* TASK TO CARRY OUT: Restate all of the entries exactly, dropping any pictures they hold.

(Extracted data entries)
+===+

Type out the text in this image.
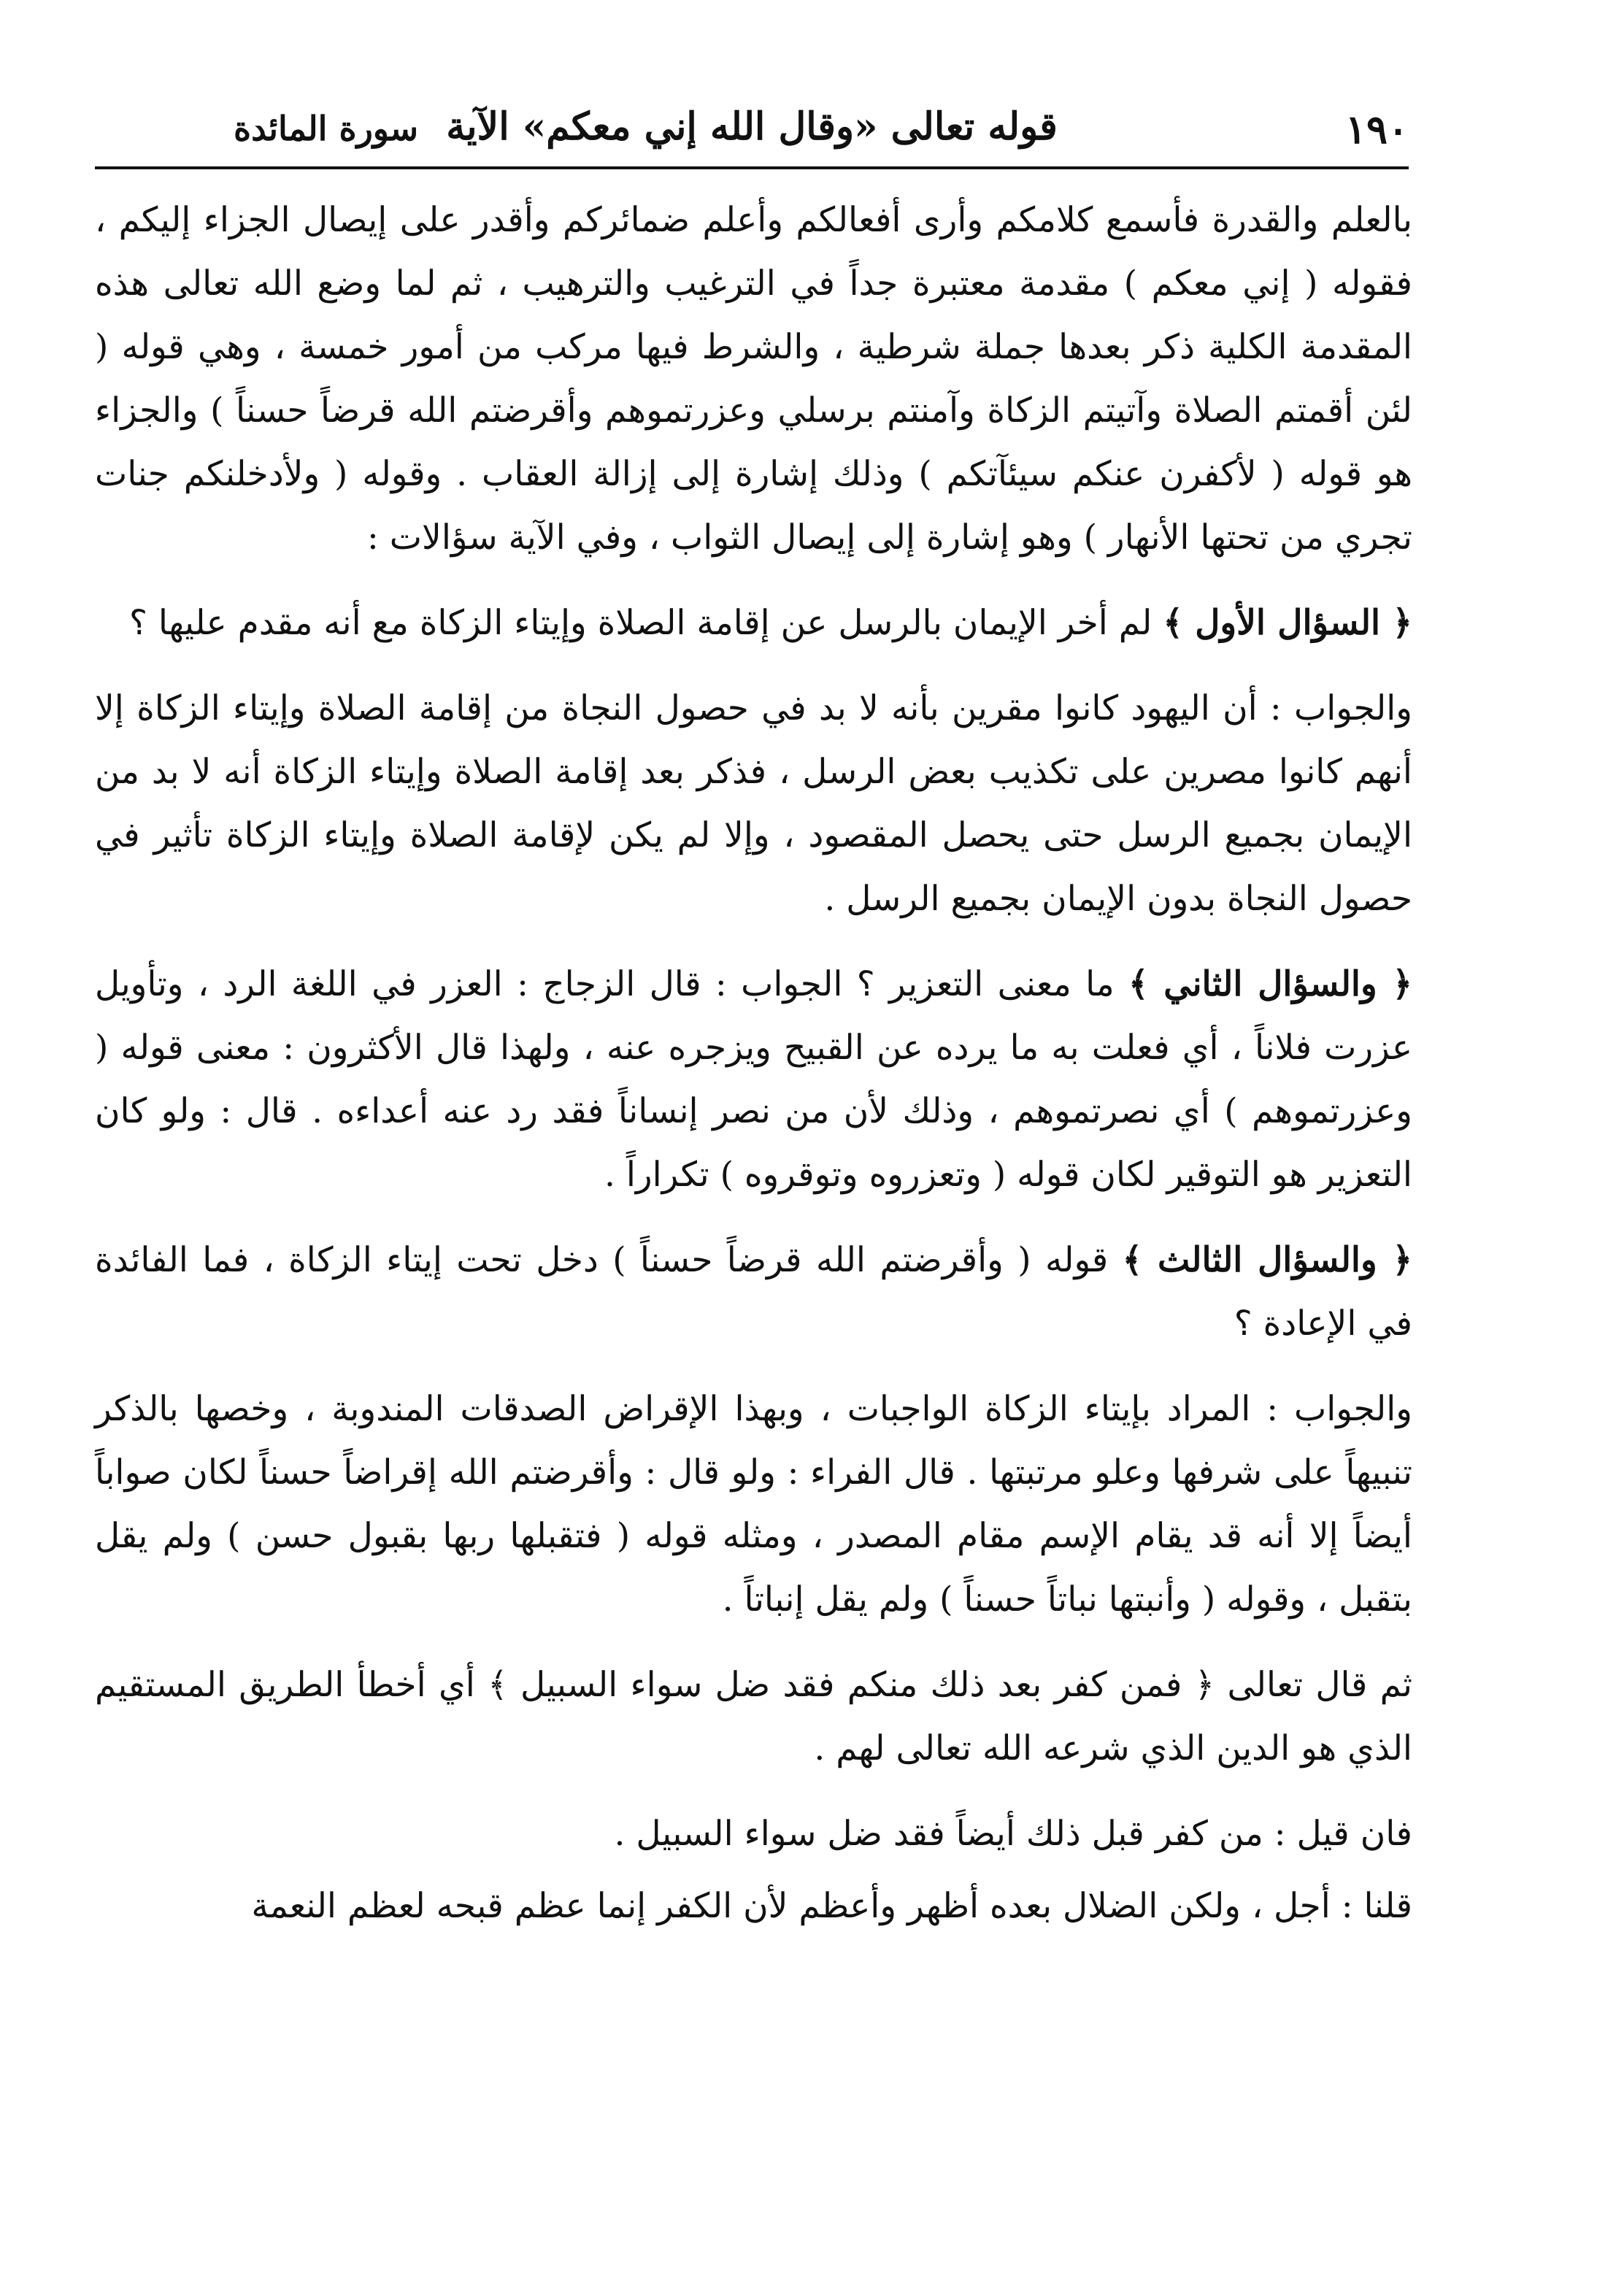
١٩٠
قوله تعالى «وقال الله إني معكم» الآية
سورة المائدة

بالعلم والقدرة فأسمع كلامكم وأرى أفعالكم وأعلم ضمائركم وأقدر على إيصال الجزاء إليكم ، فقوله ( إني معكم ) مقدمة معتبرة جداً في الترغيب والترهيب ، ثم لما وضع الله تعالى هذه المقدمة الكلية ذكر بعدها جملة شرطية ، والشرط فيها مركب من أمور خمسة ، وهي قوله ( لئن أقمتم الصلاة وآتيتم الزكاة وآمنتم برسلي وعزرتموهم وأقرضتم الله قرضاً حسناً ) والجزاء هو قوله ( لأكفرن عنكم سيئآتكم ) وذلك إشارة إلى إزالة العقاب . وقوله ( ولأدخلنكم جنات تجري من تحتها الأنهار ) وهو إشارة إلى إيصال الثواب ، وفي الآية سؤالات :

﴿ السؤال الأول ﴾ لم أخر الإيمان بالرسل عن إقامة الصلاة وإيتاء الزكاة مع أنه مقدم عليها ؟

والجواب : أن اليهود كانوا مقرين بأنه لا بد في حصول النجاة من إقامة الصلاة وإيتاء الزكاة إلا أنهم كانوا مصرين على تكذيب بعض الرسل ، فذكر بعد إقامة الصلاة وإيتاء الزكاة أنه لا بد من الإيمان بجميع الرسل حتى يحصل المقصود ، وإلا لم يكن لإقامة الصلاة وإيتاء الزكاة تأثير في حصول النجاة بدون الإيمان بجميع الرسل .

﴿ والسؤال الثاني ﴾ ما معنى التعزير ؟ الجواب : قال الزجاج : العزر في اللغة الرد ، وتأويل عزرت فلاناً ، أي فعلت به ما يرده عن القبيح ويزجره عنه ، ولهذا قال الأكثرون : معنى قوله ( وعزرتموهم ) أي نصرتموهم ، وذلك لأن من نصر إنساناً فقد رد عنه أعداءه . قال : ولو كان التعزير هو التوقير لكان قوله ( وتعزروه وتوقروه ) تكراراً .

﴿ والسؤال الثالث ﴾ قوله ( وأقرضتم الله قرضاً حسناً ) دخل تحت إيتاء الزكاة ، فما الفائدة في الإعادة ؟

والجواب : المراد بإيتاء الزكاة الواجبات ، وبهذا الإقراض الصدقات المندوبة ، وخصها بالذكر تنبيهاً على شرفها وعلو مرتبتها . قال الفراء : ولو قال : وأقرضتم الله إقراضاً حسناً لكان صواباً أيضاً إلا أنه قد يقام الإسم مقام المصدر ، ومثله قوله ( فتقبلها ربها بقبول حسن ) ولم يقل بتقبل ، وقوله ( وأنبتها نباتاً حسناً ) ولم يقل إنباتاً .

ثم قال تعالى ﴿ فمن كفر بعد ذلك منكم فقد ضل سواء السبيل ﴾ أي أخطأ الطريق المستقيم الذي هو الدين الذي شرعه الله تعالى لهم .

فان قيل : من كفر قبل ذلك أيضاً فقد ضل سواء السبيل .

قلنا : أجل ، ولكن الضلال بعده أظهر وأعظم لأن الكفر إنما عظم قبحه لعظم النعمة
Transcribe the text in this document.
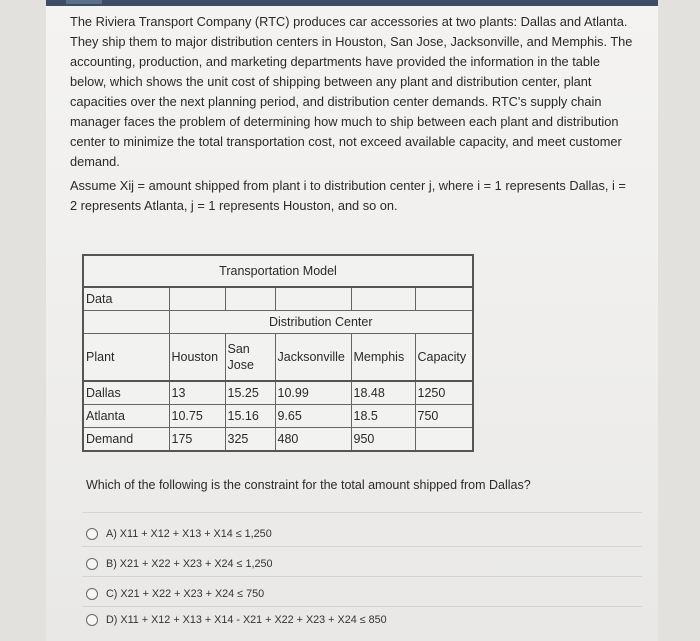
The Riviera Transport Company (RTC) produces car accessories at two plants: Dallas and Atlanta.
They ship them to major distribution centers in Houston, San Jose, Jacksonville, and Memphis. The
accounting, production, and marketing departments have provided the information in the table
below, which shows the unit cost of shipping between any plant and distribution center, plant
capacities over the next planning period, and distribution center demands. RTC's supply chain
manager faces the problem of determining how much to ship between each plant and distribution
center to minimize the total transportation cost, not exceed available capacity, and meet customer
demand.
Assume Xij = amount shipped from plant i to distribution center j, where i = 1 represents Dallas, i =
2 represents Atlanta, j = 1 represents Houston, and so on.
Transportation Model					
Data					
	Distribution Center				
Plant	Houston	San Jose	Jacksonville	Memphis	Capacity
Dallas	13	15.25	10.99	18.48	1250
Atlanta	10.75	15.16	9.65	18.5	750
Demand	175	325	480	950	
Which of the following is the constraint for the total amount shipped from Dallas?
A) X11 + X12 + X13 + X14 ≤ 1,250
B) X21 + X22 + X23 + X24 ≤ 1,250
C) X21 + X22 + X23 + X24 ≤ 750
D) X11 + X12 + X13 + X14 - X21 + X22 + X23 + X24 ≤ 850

+===+

* FINISHED TASK:
Type out the text in this image.
١٩٠
قوله تعالى «وقال الله إني معكم» الآية
سورة المائدة

بالعلم والقدرة فأسمع كلامكم وأرى أفعالكم وأعلم ضمائركم وأقدر على إيصال الجزاء إليكم ، فقوله ( إني معكم ) مقدمة معتبرة جداً في الترغيب والترهيب ، ثم لما وضع الله تعالى هذه المقدمة الكلية ذكر بعدها جملة شرطية ، والشرط فيها مركب من أمور خمسة ، وهي قوله ( لئن أقمتم الصلاة وآتيتم الزكاة وآمنتم برسلي وعزرتموهم وأقرضتم الله قرضاً حسناً ) والجزاء هو قوله ( لأكفرن عنكم سيئآتكم ) وذلك إشارة إلى إزالة العقاب . وقوله ( ولأدخلنكم جنات تجري من تحتها الأنهار ) وهو إشارة إلى إيصال الثواب ، وفي الآية سؤالات :

﴿ السؤال الأول ﴾ لم أخر الإيمان بالرسل عن إقامة الصلاة وإيتاء الزكاة مع أنه مقدم عليها ؟

والجواب : أن اليهود كانوا مقرين بأنه لا بد في حصول النجاة من إقامة الصلاة وإيتاء الزكاة إلا أنهم كانوا مصرين على تكذيب بعض الرسل ، فذكر بعد إقامة الصلاة وإيتاء الزكاة أنه لا بد من الإيمان بجميع الرسل حتى يحصل المقصود ، وإلا لم يكن لإقامة الصلاة وإيتاء الزكاة تأثير في حصول النجاة بدون الإيمان بجميع الرسل .

﴿ والسؤال الثاني ﴾ ما معنى التعزير ؟ الجواب : قال الزجاج : العزر في اللغة الرد ، وتأويل عزرت فلاناً ، أي فعلت به ما يرده عن القبيح ويزجره عنه ، ولهذا قال الأكثرون : معنى قوله ( وعزرتموهم ) أي نصرتموهم ، وذلك لأن من نصر إنساناً فقد رد عنه أعداءه . قال : ولو كان التعزير هو التوقير لكان قوله ( وتعزروه وتوقروه ) تكراراً .

﴿ والسؤال الثالث ﴾ قوله ( وأقرضتم الله قرضاً حسناً ) دخل تحت إيتاء الزكاة ، فما الفائدة في الإعادة ؟

والجواب : المراد بإيتاء الزكاة الواجبات ، وبهذا الإقراض الصدقات المندوبة ، وخصها بالذكر تنبيهاً على شرفها وعلو مرتبتها . قال الفراء : ولو قال : وأقرضتم الله إقراضاً حسناً لكان صواباً أيضاً إلا أنه قد يقام الإسم مقام المصدر ، ومثله قوله ( فتقبلها ربها بقبول حسن ) ولم يقل بتقبل ، وقوله ( وأنبتها نباتاً حسناً ) ولم يقل إنباتاً .

ثم قال تعالى ﴿ فمن كفر بعد ذلك منكم فقد ضل سواء السبيل ﴾ أي أخطأ الطريق المستقيم الذي هو الدين الذي شرعه الله تعالى لهم .

فان قيل : من كفر قبل ذلك أيضاً فقد ضل سواء السبيل .

قلنا : أجل ، ولكن الضلال بعده أظهر وأعظم لأن الكفر إنما عظم قبحه لعظم النعمة
Transcribe the text in this document.
The Riviera Transport Company (RTC) produces car accessories at two plants: Dallas and Atlanta.
They ship them to major distribution centers in Houston, San Jose, Jacksonville, and Memphis. The
accounting, production, and marketing departments have provided the information in the table
below, which shows the unit cost of shipping between any plant and distribution center, plant
capacities over the next planning period, and distribution center demands. RTC's supply chain
manager faces the problem of determining how much to ship between each plant and distribution
center to minimize the total transportation cost, not exceed available capacity, and meet customer
demand.
Assume Xij = amount shipped from plant i to distribution center j, where i = 1 represents Dallas, i =
2 represents Atlanta, j = 1 represents Houston, and so on.
Transportation Model					
Data					
	Distribution Center				
Plant	Houston	San Jose	Jacksonville	Memphis	Capacity
Dallas	13	15.25	10.99	18.48	1250
Atlanta	10.75	15.16	9.65	18.5	750
Demand	175	325	480	950	
Which of the following is the constraint for the total amount shipped from Dallas?
A) X11 + X12 + X13 + X14 ≤ 1,250
B) X21 + X22 + X23 + X24 ≤ 1,250
C) X21 + X22 + X23 + X24 ≤ 750
D) X11 + X12 + X13 + X14 - X21 + X22 + X23 + X24 ≤ 850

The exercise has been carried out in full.